### INSTRUCTION
Filter this material down to the lines that hold "frac", copying each one.

### Dataset rows
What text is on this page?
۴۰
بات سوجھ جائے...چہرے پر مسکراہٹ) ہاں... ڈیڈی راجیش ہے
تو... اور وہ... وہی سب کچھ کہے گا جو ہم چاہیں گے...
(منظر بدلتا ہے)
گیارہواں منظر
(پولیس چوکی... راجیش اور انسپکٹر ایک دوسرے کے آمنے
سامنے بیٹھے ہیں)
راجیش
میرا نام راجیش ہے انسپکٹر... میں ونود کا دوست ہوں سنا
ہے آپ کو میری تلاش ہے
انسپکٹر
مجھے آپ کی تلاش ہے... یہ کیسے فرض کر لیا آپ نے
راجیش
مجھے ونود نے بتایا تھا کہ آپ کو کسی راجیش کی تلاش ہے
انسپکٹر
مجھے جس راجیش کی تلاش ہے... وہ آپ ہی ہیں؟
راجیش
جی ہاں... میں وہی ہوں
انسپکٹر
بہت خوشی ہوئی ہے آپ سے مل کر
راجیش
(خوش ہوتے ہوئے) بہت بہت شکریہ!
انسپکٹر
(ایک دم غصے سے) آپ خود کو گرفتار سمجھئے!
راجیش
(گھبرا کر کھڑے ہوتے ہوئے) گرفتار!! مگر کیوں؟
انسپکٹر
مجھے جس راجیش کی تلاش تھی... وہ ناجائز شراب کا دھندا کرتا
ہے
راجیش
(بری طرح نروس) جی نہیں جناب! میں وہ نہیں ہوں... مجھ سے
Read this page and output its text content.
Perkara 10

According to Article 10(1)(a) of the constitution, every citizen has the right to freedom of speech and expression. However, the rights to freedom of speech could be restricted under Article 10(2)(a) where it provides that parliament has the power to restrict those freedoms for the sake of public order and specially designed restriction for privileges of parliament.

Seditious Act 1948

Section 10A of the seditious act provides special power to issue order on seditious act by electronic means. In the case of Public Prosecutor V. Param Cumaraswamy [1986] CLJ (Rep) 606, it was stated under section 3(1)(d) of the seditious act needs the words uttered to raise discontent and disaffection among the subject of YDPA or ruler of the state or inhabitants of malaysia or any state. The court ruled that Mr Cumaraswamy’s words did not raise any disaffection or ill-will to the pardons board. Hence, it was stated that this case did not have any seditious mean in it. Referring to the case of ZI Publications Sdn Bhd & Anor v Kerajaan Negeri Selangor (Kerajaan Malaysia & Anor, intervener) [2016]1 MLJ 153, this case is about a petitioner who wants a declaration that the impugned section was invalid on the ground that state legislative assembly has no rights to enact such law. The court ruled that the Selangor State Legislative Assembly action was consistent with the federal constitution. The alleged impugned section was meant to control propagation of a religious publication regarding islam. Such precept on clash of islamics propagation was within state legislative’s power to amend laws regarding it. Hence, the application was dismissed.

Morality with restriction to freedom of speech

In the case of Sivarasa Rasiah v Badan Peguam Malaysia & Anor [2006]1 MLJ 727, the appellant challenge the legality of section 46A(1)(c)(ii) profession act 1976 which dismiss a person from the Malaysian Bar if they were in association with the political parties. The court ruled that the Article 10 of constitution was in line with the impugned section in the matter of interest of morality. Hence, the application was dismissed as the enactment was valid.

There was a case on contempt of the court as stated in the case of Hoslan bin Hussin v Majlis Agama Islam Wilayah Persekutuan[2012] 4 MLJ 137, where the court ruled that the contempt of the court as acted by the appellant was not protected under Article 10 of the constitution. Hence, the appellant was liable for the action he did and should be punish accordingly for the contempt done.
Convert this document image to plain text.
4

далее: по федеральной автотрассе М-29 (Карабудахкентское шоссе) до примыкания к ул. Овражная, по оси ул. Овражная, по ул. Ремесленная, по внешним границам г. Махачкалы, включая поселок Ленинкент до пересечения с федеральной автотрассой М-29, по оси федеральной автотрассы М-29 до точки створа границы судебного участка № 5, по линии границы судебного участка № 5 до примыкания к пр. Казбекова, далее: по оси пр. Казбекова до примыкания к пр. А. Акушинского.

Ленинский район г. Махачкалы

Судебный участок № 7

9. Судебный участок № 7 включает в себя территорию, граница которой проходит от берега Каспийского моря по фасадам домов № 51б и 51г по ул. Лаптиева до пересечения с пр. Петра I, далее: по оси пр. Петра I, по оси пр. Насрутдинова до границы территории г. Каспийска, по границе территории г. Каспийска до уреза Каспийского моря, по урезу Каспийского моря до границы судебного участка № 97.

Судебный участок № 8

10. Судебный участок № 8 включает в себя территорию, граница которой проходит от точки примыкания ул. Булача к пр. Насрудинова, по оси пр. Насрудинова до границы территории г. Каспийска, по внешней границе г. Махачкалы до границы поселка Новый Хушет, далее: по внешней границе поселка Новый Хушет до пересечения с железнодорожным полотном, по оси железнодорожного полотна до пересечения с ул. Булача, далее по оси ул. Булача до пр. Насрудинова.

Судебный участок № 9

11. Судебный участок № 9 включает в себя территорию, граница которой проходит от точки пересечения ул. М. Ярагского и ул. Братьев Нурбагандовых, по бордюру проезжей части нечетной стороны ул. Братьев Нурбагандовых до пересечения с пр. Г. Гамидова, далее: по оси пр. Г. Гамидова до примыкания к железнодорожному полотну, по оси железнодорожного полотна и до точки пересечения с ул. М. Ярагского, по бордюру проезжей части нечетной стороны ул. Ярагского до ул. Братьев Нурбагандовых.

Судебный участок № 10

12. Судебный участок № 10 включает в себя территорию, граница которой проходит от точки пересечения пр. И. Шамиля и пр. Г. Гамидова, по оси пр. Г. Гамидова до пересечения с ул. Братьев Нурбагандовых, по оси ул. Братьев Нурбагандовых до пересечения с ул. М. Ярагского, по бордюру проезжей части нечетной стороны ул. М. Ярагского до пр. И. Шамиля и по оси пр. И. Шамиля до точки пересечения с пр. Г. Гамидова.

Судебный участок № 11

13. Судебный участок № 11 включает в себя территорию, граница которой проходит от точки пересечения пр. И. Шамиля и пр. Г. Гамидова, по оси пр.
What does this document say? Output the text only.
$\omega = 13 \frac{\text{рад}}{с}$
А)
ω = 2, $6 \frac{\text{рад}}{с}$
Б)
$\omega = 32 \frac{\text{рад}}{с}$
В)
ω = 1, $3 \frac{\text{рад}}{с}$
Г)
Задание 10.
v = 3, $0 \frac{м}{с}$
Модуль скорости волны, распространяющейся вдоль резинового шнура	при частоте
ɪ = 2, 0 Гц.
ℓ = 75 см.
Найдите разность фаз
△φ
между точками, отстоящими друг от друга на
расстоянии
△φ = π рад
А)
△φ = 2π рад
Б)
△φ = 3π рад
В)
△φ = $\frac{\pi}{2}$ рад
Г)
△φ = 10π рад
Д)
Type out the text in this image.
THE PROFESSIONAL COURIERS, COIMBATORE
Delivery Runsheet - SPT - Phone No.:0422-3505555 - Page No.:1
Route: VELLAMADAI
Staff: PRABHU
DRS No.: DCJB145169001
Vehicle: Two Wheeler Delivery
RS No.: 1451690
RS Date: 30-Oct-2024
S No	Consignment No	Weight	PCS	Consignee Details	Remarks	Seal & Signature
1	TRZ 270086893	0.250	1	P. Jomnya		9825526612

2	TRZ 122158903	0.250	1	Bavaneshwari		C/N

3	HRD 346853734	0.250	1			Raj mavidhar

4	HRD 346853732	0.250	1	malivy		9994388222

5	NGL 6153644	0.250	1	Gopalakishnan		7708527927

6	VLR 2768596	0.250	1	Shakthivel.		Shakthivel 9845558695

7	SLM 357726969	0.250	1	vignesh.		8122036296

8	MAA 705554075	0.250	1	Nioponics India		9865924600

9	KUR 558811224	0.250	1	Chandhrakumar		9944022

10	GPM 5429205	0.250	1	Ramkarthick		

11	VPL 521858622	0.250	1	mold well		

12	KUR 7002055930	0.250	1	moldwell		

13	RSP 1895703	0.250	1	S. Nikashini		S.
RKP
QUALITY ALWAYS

### SOLUTION FOR THIS PROBLEM
$\omega = 13 \frac{\text{рад}}{с}$
ω = 2, $6 \frac{\text{рад}}{с}$
$\omega = 32 \frac{\text{рад}}{с}$
ω = 1, $3 \frac{\text{рад}}{с}$
v = 3, $0 \frac{м}{с}$
△φ = $\frac{\pi}{2}$ рад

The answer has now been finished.